:: Exercise objective ::
The records that follow should be retyped word for word.

** begin Material provided **

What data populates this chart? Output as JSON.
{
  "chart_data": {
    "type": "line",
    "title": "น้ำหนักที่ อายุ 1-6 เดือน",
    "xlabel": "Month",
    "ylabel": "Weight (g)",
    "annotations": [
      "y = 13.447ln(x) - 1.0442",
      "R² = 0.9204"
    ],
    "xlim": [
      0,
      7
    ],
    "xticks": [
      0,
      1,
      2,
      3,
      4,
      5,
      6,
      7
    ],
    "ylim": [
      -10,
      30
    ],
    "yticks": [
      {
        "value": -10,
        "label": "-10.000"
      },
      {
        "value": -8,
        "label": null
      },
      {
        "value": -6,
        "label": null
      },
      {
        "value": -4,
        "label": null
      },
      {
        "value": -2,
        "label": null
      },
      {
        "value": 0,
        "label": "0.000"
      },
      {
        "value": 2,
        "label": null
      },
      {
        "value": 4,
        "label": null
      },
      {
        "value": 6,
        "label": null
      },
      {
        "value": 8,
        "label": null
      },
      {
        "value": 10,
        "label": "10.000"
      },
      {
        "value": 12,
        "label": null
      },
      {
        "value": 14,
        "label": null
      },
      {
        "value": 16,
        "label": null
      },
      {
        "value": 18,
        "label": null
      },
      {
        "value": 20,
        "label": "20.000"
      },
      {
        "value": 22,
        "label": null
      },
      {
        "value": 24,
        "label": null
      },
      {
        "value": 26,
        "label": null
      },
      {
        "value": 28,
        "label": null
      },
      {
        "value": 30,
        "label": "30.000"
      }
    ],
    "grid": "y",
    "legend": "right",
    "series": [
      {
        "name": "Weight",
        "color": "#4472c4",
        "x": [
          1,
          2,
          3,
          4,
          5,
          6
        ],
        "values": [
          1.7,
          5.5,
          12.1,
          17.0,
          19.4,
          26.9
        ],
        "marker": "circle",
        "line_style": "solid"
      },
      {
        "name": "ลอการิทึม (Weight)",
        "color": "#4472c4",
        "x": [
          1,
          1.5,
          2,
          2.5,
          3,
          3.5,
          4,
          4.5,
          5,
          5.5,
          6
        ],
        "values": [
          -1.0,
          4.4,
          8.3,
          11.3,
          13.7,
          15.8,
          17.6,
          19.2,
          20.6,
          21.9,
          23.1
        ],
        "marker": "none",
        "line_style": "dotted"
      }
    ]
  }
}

** end Material provided **

:: Output for this task ::
What data populates this chart? Output as JSON.
{
  "chart_data": {
    "type": "line",
    "title": "น้ำหนักที่ อายุ 1-6 เดือน",
    "xlabel": "Month",
    "ylabel": "Weight (g)",
    "annotations": [
      "y = 13.447ln(x) - 1.0442",
      "R² = 0.9204"
    ],
    "xlim": [
      0,
      7
    ],
    "xticks": [
      0,
      1,
      2,
      3,
      4,
      5,
      6,
      7
    ],
    "ylim": [
      -10,
      30
    ],
    "yticks": [
      {
        "value": -10,
        "label": "-10.000"
      },
      {
        "value": -8,
        "label": null
      },
      {
        "value": -6,
        "label": null
      },
      {
        "value": -4,
        "label": null
      },
      {
        "value": -2,
        "label": null
      },
      {
        "value": 0,
        "label": "0.000"
      },
      {
        "value": 2,
        "label": null
      },
      {
        "value": 4,
        "label": null
      },
      {
        "value": 6,
        "label": null
      },
      {
        "value": 8,
        "label": null
      },
      {
        "value": 10,
        "label": "10.000"
      },
      {
        "value": 12,
        "label": null
      },
      {
        "value": 14,
        "label": null
      },
      {
        "value": 16,
        "label": null
      },
      {
        "value": 18,
        "label": null
      },
      {
        "value": 20,
        "label": "20.000"
      },
      {
        "value": 22,
        "label": null
      },
      {
        "value": 24,
        "label": null
      },
      {
        "value": 26,
        "label": null
      },
      {
        "value": 28,
        "label": null
      },
      {
        "value": 30,
        "label": "30.000"
      }
    ],
    "grid": "y",
    "legend": "right",
    "series": [
      {
        "name": "Weight",
        "color": "#4472c4",
        "x": [
          1,
          2,
          3,
          4,
          5,
          6
        ],
        "values": [
          1.7,
          5.5,
          12.1,
          17.0,
          19.4,
          26.9
        ],
        "marker": "circle",
        "line_style": "solid"
      },
      {
        "name": "ลอการิทึม (Weight)",
        "color": "#4472c4",
        "x": [
          1,
          1.5,
          2,
          2.5,
          3,
          3.5,
          4,
          4.5,
          5,
          5.5,
          6
        ],
        "values": [
          -1.0,
          4.4,
          8.3,
          11.3,
          13.7,
          15.8,
          17.6,
          19.2,
          20.6,
          21.9,
          23.1
        ],
        "marker": "none",
        "line_style": "dotted"
      }
    ]
  }
}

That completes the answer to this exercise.